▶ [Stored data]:
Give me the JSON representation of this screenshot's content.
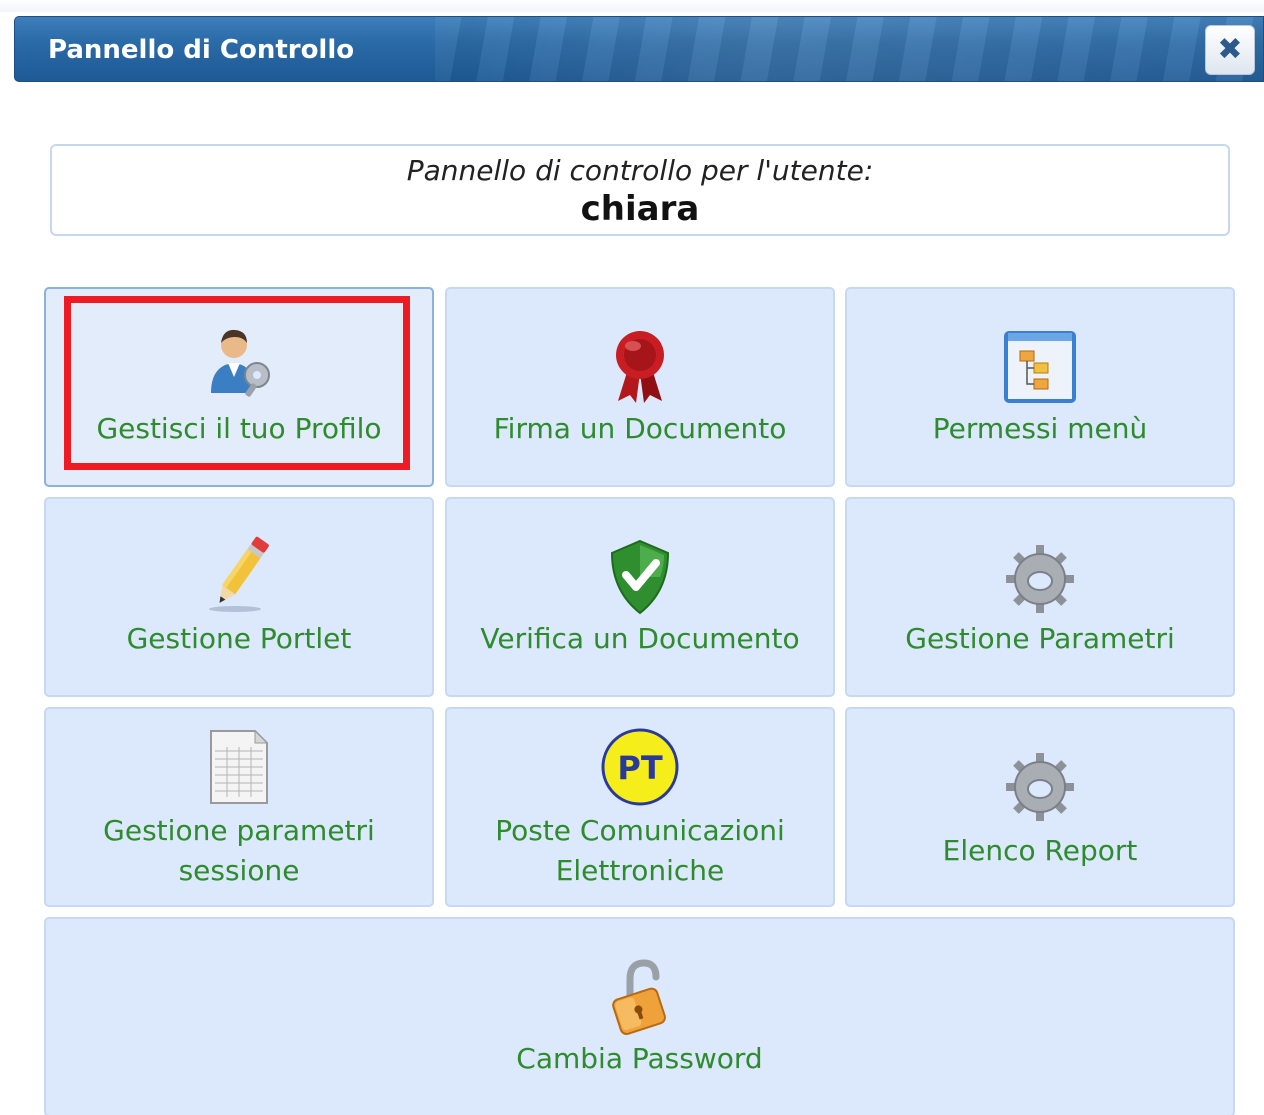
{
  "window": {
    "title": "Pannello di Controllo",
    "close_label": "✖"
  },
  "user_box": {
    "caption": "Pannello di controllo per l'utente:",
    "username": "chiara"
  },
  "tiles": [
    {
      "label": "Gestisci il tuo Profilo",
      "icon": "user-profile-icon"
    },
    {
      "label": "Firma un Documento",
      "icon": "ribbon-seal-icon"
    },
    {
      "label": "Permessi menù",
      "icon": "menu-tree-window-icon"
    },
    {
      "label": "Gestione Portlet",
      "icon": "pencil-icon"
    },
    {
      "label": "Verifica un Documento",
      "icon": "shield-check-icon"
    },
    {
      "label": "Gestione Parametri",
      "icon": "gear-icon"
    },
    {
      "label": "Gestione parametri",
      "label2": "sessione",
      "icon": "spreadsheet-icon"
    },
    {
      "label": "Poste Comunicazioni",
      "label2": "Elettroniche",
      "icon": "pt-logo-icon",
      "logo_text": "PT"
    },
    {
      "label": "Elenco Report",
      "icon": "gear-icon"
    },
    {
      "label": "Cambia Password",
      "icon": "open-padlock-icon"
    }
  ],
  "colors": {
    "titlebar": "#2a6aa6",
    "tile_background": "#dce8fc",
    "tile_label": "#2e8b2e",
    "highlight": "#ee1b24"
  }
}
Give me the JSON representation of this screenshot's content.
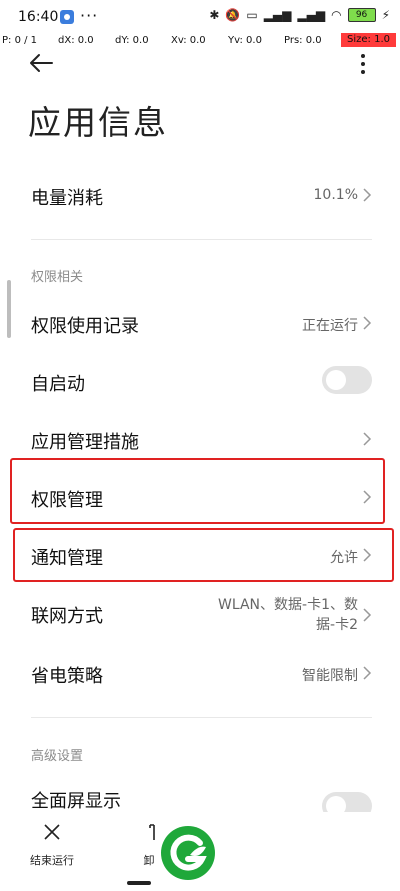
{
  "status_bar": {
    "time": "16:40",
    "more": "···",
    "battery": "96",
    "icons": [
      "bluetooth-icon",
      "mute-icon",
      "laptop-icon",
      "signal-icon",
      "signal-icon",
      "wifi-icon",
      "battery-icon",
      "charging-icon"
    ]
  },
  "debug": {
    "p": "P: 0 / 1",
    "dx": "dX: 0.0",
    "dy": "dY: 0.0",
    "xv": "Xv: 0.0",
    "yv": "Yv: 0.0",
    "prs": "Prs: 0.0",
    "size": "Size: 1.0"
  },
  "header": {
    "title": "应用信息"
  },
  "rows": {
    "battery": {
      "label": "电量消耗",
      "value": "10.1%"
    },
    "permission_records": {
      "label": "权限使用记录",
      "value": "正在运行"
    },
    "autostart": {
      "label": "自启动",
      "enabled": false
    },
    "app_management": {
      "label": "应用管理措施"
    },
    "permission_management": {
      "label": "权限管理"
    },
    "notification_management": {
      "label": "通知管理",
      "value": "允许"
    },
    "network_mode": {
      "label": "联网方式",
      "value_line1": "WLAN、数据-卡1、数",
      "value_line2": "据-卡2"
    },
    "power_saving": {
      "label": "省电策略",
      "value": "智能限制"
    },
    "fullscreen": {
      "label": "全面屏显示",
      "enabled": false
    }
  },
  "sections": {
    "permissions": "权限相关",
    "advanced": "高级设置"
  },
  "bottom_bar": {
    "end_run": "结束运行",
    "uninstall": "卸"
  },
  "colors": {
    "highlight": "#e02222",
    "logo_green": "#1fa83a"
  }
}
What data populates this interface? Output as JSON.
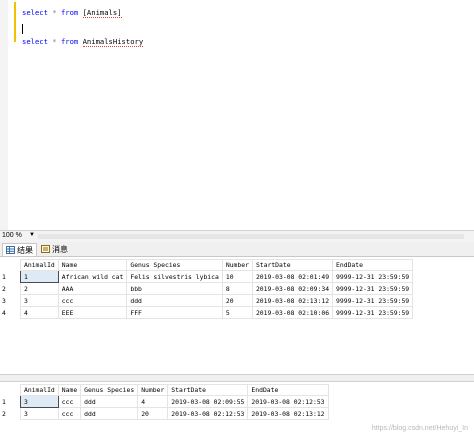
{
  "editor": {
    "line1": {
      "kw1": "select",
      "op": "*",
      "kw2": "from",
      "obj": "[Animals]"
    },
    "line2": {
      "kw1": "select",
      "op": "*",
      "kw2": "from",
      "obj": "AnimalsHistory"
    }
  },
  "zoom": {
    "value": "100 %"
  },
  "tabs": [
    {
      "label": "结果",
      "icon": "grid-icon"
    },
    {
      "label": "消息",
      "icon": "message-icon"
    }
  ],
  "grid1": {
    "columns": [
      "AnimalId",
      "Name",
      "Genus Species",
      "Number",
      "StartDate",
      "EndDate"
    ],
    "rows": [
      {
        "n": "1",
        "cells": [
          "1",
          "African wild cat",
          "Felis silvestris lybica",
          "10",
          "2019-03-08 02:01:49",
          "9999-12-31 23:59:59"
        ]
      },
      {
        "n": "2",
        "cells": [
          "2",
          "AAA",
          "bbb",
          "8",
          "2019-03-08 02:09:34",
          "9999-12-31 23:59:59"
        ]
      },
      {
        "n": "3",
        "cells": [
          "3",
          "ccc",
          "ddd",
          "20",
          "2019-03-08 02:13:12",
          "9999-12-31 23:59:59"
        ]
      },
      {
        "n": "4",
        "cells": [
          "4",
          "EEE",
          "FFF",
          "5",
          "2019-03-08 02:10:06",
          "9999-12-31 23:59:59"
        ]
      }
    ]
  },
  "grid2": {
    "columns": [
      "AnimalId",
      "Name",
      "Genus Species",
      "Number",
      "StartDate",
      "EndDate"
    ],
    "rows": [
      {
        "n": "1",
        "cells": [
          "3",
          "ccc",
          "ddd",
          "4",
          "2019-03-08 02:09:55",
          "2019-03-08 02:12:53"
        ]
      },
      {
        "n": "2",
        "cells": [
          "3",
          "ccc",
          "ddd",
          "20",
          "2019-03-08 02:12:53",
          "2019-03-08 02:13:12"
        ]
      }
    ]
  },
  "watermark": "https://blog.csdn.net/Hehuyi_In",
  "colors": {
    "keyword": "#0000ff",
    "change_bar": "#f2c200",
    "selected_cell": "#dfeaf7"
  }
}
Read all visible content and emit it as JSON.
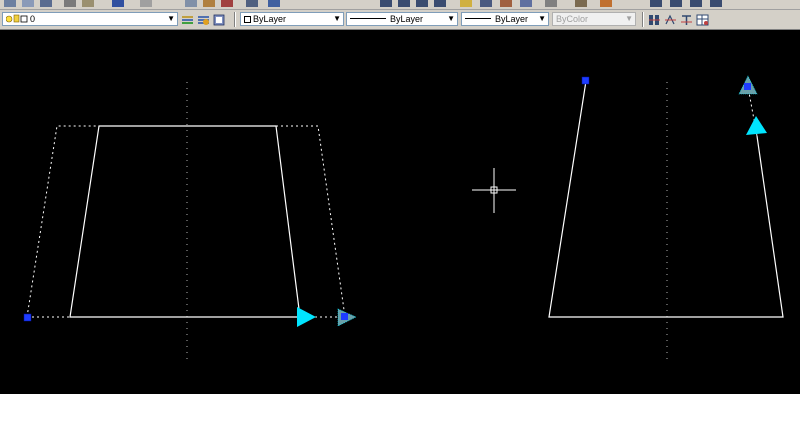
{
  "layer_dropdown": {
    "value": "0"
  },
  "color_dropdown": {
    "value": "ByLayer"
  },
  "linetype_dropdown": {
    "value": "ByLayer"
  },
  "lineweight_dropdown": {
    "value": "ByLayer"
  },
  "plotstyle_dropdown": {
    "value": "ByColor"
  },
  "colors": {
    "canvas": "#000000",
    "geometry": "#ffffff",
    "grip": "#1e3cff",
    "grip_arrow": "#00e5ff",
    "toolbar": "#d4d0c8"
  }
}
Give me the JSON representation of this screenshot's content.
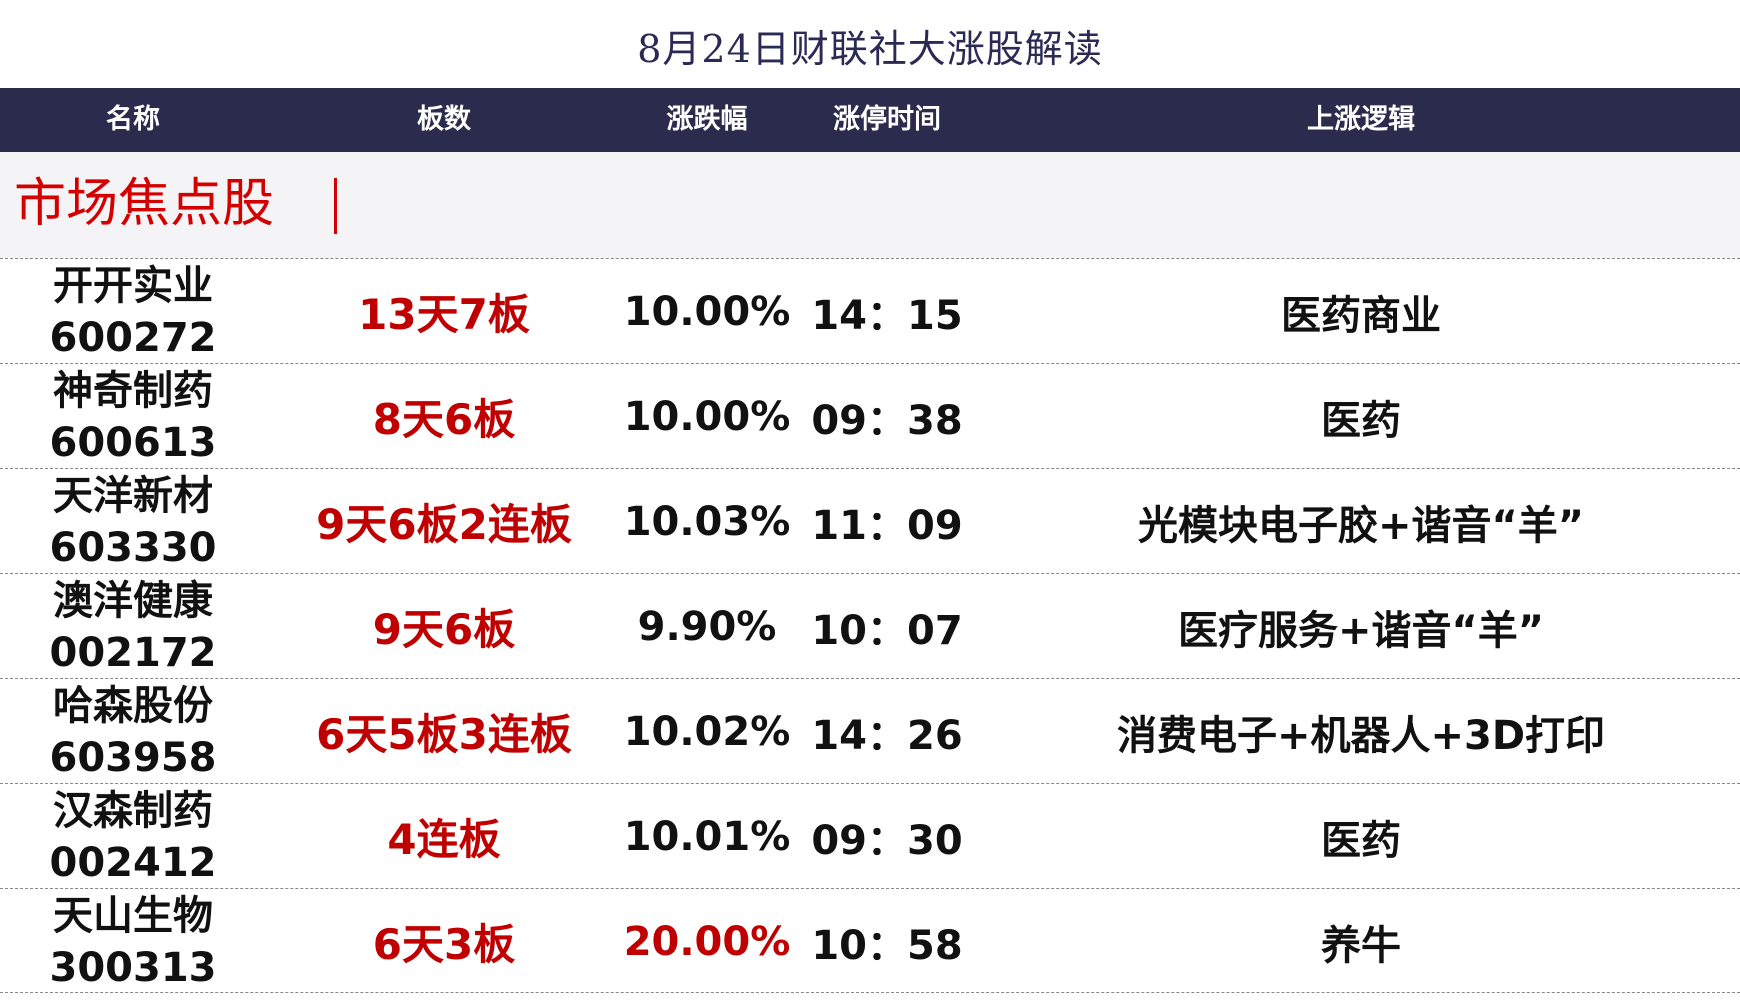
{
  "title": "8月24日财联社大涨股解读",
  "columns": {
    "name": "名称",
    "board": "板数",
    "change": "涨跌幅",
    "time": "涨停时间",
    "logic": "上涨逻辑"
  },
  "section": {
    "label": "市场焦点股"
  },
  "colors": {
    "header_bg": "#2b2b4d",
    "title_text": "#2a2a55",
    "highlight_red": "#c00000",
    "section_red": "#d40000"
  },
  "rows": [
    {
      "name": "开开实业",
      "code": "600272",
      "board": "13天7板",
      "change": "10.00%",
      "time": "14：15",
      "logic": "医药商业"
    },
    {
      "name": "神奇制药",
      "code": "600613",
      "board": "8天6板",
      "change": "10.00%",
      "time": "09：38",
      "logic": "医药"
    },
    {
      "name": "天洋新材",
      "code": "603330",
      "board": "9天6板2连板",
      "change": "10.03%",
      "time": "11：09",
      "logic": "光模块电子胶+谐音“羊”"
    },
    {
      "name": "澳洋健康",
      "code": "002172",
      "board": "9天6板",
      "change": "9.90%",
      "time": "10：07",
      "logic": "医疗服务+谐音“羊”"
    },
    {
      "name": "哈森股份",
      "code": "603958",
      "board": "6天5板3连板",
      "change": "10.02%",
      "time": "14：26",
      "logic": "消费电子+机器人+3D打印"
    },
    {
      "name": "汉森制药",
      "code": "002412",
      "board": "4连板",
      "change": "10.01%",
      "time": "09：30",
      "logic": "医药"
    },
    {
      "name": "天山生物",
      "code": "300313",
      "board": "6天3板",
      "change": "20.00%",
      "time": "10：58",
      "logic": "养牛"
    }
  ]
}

▶ [What is required]:
From the listing above, collect every line that mentions the word "time".

▶ [Response]:
    "time": "16:40",
    "time": "涨停时间",
      "time": "14：15",
      "time": "09：38",
      "time": "11：09",
      "time": "10：07",
      "time": "14：26",
      "time": "09：30",
      "time": "10：58",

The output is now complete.